> _Problem description_:
Output every entry exactly as written, skipping any pictures.

> _Given records_:

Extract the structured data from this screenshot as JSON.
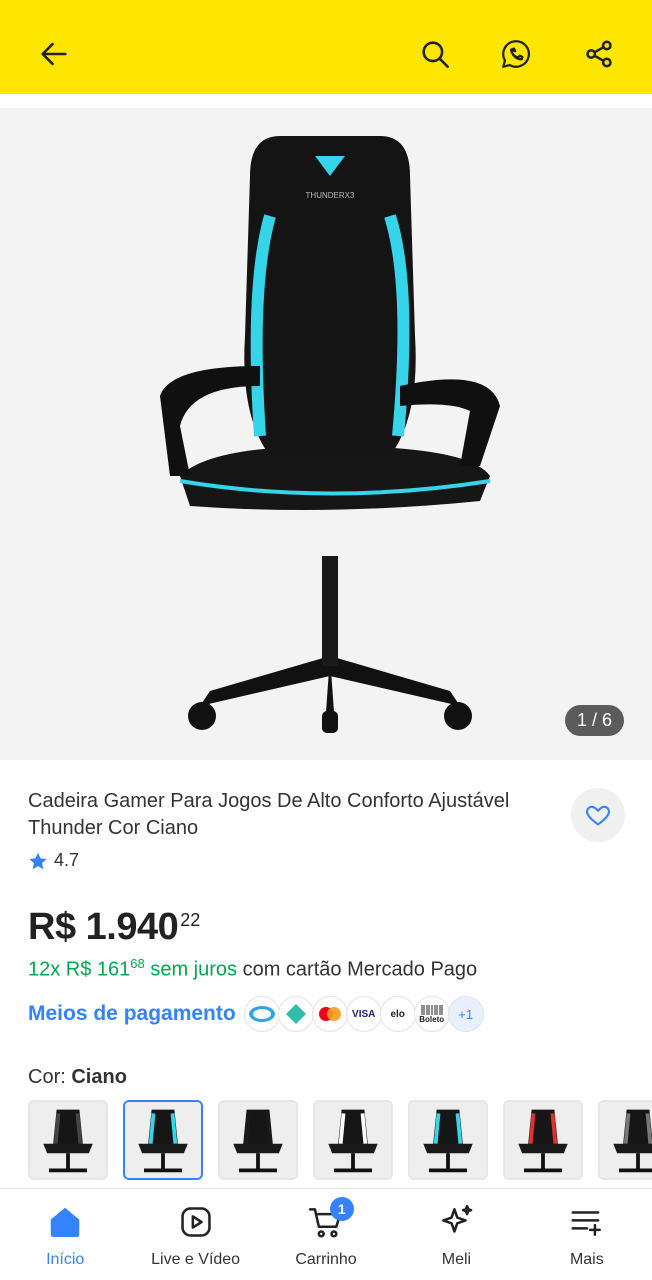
{
  "header": {
    "back_icon": "arrow-left-icon",
    "search_icon": "search-icon",
    "whatsapp_icon": "whatsapp-icon",
    "share_icon": "share-icon",
    "background": "#ffe600"
  },
  "gallery": {
    "counter": "1 / 6",
    "brand_text": "THUNDERX3"
  },
  "product": {
    "title": "Cadeira Gamer Para Jogos De Alto Conforto Ajustável Thunder Cor Ciano",
    "rating": "4.7",
    "price_main": "R$ 1.940",
    "price_cents": "22",
    "installments_prefix": "12x R$ 161",
    "installments_cents": "68",
    "installments_free": "sem juros",
    "installments_suffix": "com cartão Mercado Pago",
    "payment_link": "Meios de pagamento",
    "payment_methods": [
      "mercado-pago",
      "pix",
      "mastercard",
      "VISA",
      "elo",
      "Boleto"
    ],
    "payment_more": "+1",
    "color_label": "Cor:",
    "color_value": "Ciano"
  },
  "variants": [
    {
      "name": "variant-1",
      "selected": false,
      "accent": "#444444"
    },
    {
      "name": "variant-2",
      "selected": true,
      "accent": "#35d4e8"
    },
    {
      "name": "variant-3",
      "selected": false,
      "accent": "#1a1a1a"
    },
    {
      "name": "variant-4",
      "selected": false,
      "accent": "#ffffff"
    },
    {
      "name": "variant-5",
      "selected": false,
      "accent": "#35d4e8"
    },
    {
      "name": "variant-6",
      "selected": false,
      "accent": "#e03030"
    },
    {
      "name": "variant-7",
      "selected": false,
      "accent": "#777777"
    }
  ],
  "nav": {
    "home": "Início",
    "live": "Live e Vídeo",
    "cart": "Carrinho",
    "cart_badge": "1",
    "meli": "Meli",
    "more": "Mais"
  },
  "colors": {
    "accent_blue": "#3483fa",
    "green": "#00a650",
    "cyan": "#35d4e8"
  }
}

> _Written solution_:
Extract the structured data from this screenshot as JSON.
{
  "header": {
    "back_icon": "arrow-left-icon",
    "search_icon": "search-icon",
    "whatsapp_icon": "whatsapp-icon",
    "share_icon": "share-icon",
    "background": "#ffe600"
  },
  "gallery": {
    "counter": "1 / 6",
    "brand_text": "THUNDERX3"
  },
  "product": {
    "title": "Cadeira Gamer Para Jogos De Alto Conforto Ajustável Thunder Cor Ciano",
    "rating": "4.7",
    "price_main": "R$ 1.940",
    "price_cents": "22",
    "installments_prefix": "12x R$ 161",
    "installments_cents": "68",
    "installments_free": "sem juros",
    "installments_suffix": "com cartão Mercado Pago",
    "payment_link": "Meios de pagamento",
    "payment_methods": [
      "mercado-pago",
      "pix",
      "mastercard",
      "VISA",
      "elo",
      "Boleto"
    ],
    "payment_more": "+1",
    "color_label": "Cor:",
    "color_value": "Ciano"
  },
  "variants": [
    {
      "name": "variant-1",
      "selected": false,
      "accent": "#444444"
    },
    {
      "name": "variant-2",
      "selected": true,
      "accent": "#35d4e8"
    },
    {
      "name": "variant-3",
      "selected": false,
      "accent": "#1a1a1a"
    },
    {
      "name": "variant-4",
      "selected": false,
      "accent": "#ffffff"
    },
    {
      "name": "variant-5",
      "selected": false,
      "accent": "#35d4e8"
    },
    {
      "name": "variant-6",
      "selected": false,
      "accent": "#e03030"
    },
    {
      "name": "variant-7",
      "selected": false,
      "accent": "#777777"
    }
  ],
  "nav": {
    "home": "Início",
    "live": "Live e Vídeo",
    "cart": "Carrinho",
    "cart_badge": "1",
    "meli": "Meli",
    "more": "Mais"
  },
  "colors": {
    "accent_blue": "#3483fa",
    "green": "#00a650",
    "cyan": "#35d4e8"
  }
}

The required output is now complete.